─── FRAGMENTO

Pero no conforme con aplicarle una pedalera de efectos al concepto más lato de arquitectura, necesito además revisar y llevar más lejos los resultados y secuelas de una pequeña investigación acerca del término punk, para finalmente confrontar estas instancias de prueba con el glosario de lo que venimos apuntando sobre Low Tech, esto es, la escotilla por la que nos escapamos del imperio omnipresente del diseño; porque Low Tech no es solamente una utilización política del diseño, sino más exactamente otra concepción estratégica desde la cual replantear sus significados más expandidos.
Por ejemplo político es Beck cuando utiliza, dentro de la gran industria, tácticas Low Tech para los videos de The Information.

Ya lo sabemos: diseño es una de las categorías (condición social y cultural) más invasivas, ya que todo lo existente (incluso lo que señalamos como natural) está diseñado: digo esto pensando el diseño (polémicamente) como una estética de la recepción, en el abuso de encontrarle una definición formal acabada a cualquier objeto existente (el horror que Gombrowicz advertía en la Forma, tema sobredeterminante en toda su obra pero especialmente en su último opus: Cosmos).

Frente a lo que provisoriamente denominé “diseño demorado”, es decir, atrasar o en su extremo negar las interrogaciones que la dimensión diseño disemina (como cuando Diana Aisenberg declara “prefiero el diseño no diseñado”), encontramos otra alternativa al proponer una taxonomía diferente frente al consumo de las formas, incluso a sabiendas que todos los empleos ya están industrializados: hoy no sólo reciclamos lo que el Hi Tech desecha, sino que nos alimentamos diariamente de plataformas que ya fueron concebidas en una fuerte noción de Low Tech. Como dijo Monic Hellerpienso en todas las películas y música que escuchamos y vemos en Low Fi: mp3, mpeg, todo You Tube lo vemos en Low Fi, a partir de compresiones con problemas en el pixelado”.

──────
─── FRAGMENTOS DE DATOS

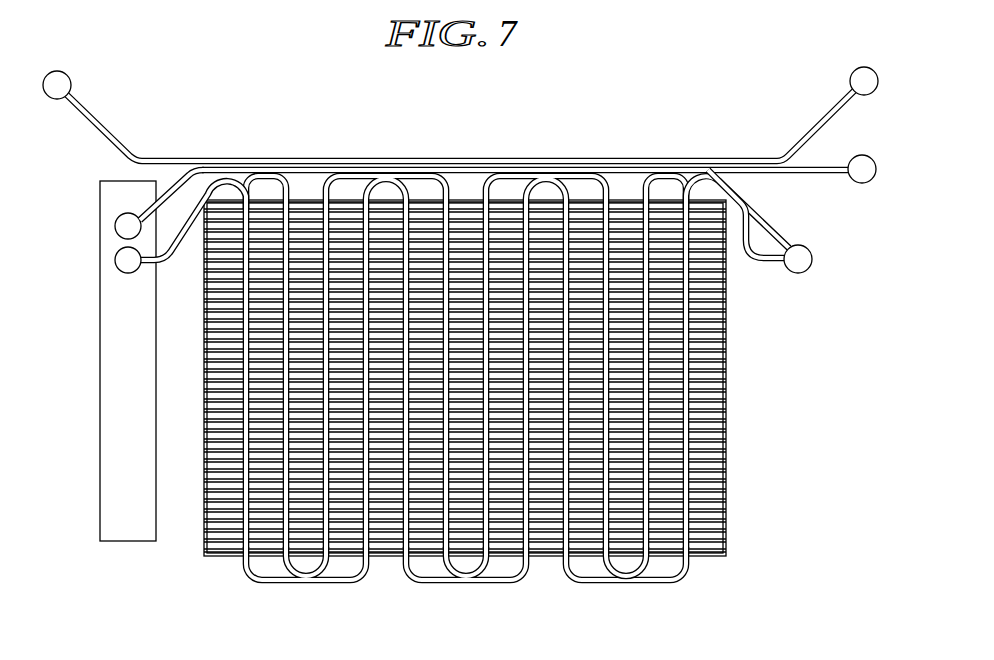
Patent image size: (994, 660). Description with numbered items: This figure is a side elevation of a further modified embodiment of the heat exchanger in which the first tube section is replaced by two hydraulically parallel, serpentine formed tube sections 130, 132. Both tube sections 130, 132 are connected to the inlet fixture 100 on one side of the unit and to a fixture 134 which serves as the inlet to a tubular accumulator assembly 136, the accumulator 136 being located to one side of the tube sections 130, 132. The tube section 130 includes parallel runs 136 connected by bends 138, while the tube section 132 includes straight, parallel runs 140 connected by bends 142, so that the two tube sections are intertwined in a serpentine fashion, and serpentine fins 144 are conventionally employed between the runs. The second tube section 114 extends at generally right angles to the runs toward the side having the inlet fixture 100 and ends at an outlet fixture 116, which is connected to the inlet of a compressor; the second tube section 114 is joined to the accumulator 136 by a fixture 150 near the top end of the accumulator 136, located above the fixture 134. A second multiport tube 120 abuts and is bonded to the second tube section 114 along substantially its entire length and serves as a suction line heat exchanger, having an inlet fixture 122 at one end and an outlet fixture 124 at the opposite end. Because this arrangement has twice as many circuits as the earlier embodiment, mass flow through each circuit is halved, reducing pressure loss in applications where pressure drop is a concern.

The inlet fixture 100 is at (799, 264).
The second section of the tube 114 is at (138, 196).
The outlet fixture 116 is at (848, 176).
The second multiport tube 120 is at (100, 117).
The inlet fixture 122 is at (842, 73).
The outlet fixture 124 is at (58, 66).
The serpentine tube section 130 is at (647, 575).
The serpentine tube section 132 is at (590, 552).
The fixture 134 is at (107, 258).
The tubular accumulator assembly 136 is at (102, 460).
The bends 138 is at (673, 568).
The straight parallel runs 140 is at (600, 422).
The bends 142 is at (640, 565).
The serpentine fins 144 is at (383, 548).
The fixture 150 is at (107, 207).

──────

COMPLETA LO SIGUIENTE:
**A.** En el fragmento sobre el Low Tech, ¿qué hace Beck para los videos de The Information?
**B.** Escribe la continuación del fragmento sobre el Low Tech a partir de su última oración.

RESPUESTAS:
**A.** Utiliza tácticas Low Tech dentro de la gran industria.

**B.**
Por supuesto, el camino será reapropiarse, multiplicar y redireccionar esta absorción. En todos los órdenes.
Nunca olvidamos que la imagen del Punk es puro diseño: ¿qué hubiera sido de la determinante visualidad del punk sin Vivienne Westwood, Malcom McLaren y “Sex” o “Seditionaries”, nombres que fue adoptando la boutique del 430 de King’s Road? ¿Seditionaries no fue básicamente una usina de redireccionar la basura cultural? ¿No sólo una elección por lo bajo sino también una filosofía práctica de lo bajo?
Por otra parte, cuando Charles Shaar Murray calificó a The Clash como “el tipo de banda que debería regresar inmediatamente al garaje, y de ser posible con el motor del vehículo en marcha”, no sólo estaba provocando una reacción que se materializó en el inolvidable “Garageland” (tema que cierra el primer disco del grupo) sino que además terminó por oficializar el origen de una tradición en un locus preciso: el garaje como base de operaciones.

Continuará.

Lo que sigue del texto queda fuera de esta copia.